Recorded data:

··········

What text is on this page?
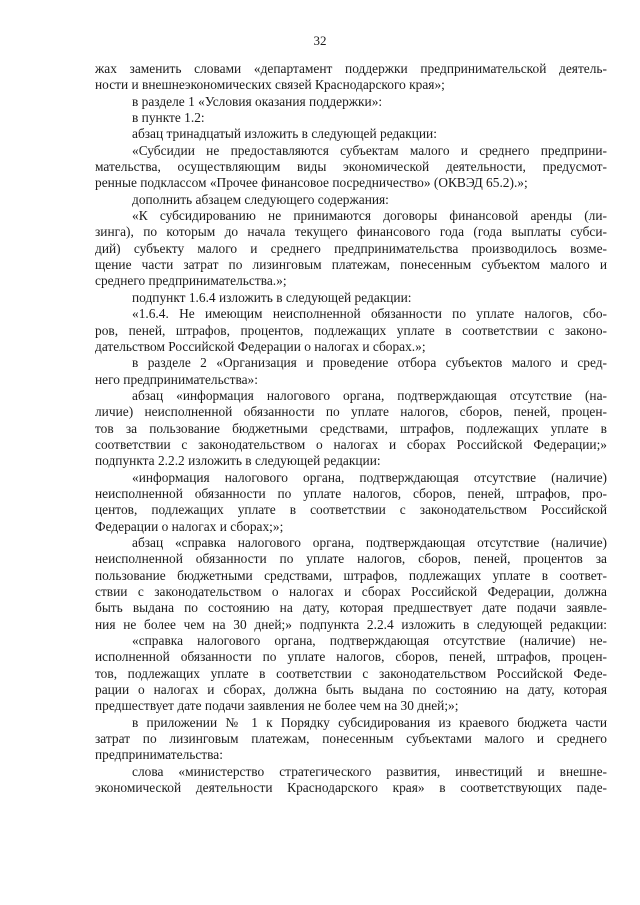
32

жах заменить словами «департамент поддержки предпринимательской деятель-

ности и внешнеэкономических связей Краснодарского края»;

в разделе 1 «Условия оказания поддержки»:

в пункте 1.2:

абзац тринадцатый изложить в следующей редакции:

«Субсидии не предоставляются субъектам малого и среднего предприни-

мательства, осуществляющим виды экономической деятельности, предусмот-

ренные подклассом «Прочее финансовое посредничество» (ОКВЭД 65.2).»;

дополнить абзацем следующего содержания:

«К субсидированию не принимаются договоры финансовой аренды (ли-

зинга), по которым до начала текущего финансового года (года выплаты субси-

дий) субъекту малого и среднего предпринимательства производилось возме-

щение части затрат по лизинговым платежам, понесенным субъектом малого и

среднего предпринимательства.»;

подпункт 1.6.4 изложить в следующей редакции:

«1.6.4. Не имеющим неисполненной обязанности по уплате налогов, сбо-

ров, пеней, штрафов, процентов, подлежащих уплате в соответствии с законо-

дательством Российской Федерации о налогах и сборах.»;

в разделе 2 «Организация и проведение отбора субъектов малого и сред-

него предпринимательства»:

абзац «информация налогового органа, подтверждающая отсутствие (на-

личие) неисполненной обязанности по уплате налогов, сборов, пеней, процен-

тов за пользование бюджетными средствами, штрафов, подлежащих уплате в

соответствии с законодательством о налогах и сборах Российской Федерации;»

подпункта 2.2.2 изложить в следующей редакции:

«информация налогового органа, подтверждающая отсутствие (наличие)

неисполненной обязанности по уплате налогов, сборов, пеней, штрафов, про-

центов, подлежащих уплате в соответствии с законодательством Российской

Федерации о налогах и сборах;»;

абзац «справка налогового органа, подтверждающая отсутствие (наличие)

неисполненной обязанности по уплате налогов, сборов, пеней, процентов за

пользование бюджетными средствами, штрафов, подлежащих уплате в соответ-

ствии с законодательством о налогах и сборах Российской Федерации, должна

быть выдана по состоянию на дату, которая предшествует дате подачи заявле-

ния не более чем на 30 дней;» подпункта 2.2.4 изложить в следующей редакции:

«справка налогового органа, подтверждающая отсутствие (наличие) не-

исполненной обязанности по уплате налогов, сборов, пеней, штрафов, процен-

тов, подлежащих уплате в соответствии с законодательством Российской Феде-

рации о налогах и сборах, должна быть выдана по состоянию на дату, которая

предшествует дате подачи заявления не более чем на 30 дней;»;

в приложении № 1 к Порядку субсидирования из краевого бюджета части

затрат по лизинговым платежам, понесенным субъектами малого и среднего

предпринимательства:

слова «министерство стратегического развития, инвестиций и внешне-

экономической деятельности Краснодарского края» в соответствующих паде-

··········

WHAT TO DO: Which lines contain "дату"? Copy each of them out.

ANSWER TO THE TASK:
быть выдана по состоянию на дату, которая предшествует дате подачи заявле-
рации о налогах и сборах, должна быть выдана по состоянию на дату, которая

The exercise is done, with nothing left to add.